- [What is being asked]
Write out the complete material exactly as it stands.

-- START Data supplied --

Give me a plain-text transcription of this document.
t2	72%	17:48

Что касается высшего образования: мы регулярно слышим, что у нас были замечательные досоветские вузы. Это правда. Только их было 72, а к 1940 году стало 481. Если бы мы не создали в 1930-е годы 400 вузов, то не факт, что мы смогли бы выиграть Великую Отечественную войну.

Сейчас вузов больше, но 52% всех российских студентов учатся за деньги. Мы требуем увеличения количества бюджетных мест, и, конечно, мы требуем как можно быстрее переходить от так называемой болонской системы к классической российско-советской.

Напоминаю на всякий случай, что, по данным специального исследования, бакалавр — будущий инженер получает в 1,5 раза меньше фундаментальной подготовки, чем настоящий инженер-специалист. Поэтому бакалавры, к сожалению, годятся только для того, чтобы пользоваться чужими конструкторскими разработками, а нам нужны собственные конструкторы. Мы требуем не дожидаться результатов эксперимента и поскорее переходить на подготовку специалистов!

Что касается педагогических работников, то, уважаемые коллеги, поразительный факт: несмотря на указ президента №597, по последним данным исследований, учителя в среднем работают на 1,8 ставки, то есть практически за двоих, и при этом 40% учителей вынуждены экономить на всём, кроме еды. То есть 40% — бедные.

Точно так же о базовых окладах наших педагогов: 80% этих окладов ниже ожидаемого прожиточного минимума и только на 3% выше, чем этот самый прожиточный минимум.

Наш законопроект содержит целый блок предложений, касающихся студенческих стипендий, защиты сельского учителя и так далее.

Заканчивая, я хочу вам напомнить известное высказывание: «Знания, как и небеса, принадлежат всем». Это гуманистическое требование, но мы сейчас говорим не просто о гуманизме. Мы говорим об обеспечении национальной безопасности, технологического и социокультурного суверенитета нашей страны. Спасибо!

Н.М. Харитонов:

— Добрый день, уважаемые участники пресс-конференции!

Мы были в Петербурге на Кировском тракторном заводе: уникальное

-- END Data supplied --

- [Worked answer]
Give me a plain-text transcription of this document.
t2	72%	17:48

Что касается высшего образования: мы регулярно слышим, что у нас были замечательные досоветские вузы. Это правда. Только их было 72, а к 1940 году стало 481. Если бы мы не создали в 1930-е годы 400 вузов, то не факт, что мы смогли бы выиграть Великую Отечественную войну.

Сейчас вузов больше, но 52% всех российских студентов учатся за деньги. Мы требуем увеличения количества бюджетных мест, и, конечно, мы требуем как можно быстрее переходить от так называемой болонской системы к классической российско-советской.

Напоминаю на всякий случай, что, по данным специального исследования, бакалавр — будущий инженер получает в 1,5 раза меньше фундаментальной подготовки, чем настоящий инженер-специалист. Поэтому бакалавры, к сожалению, годятся только для того, чтобы пользоваться чужими конструкторскими разработками, а нам нужны собственные конструкторы. Мы требуем не дожидаться результатов эксперимента и поскорее переходить на подготовку специалистов!

Что касается педагогических работников, то, уважаемые коллеги, поразительный факт: несмотря на указ президента №597, по последним данным исследований, учителя в среднем работают на 1,8 ставки, то есть практически за двоих, и при этом 40% учителей вынуждены экономить на всём, кроме еды. То есть 40% — бедные.

Точно так же о базовых окладах наших педагогов: 80% этих окладов ниже ожидаемого прожиточного минимума и только на 3% выше, чем этот самый прожиточный минимум.

Наш законопроект содержит целый блок предложений, касающихся студенческих стипендий, защиты сельского учителя и так далее.

Заканчивая, я хочу вам напомнить известное высказывание: «Знания, как и небеса, принадлежат всем». Это гуманистическое требование, но мы сейчас говорим не просто о гуманизме. Мы говорим об обеспечении национальной безопасности, технологического и социокультурного суверенитета нашей страны. Спасибо!

Н.М. Харитонов:

— Добрый день, уважаемые участники пресс-конференции!

Мы были в Петербурге на Кировском тракторном заводе: уникальное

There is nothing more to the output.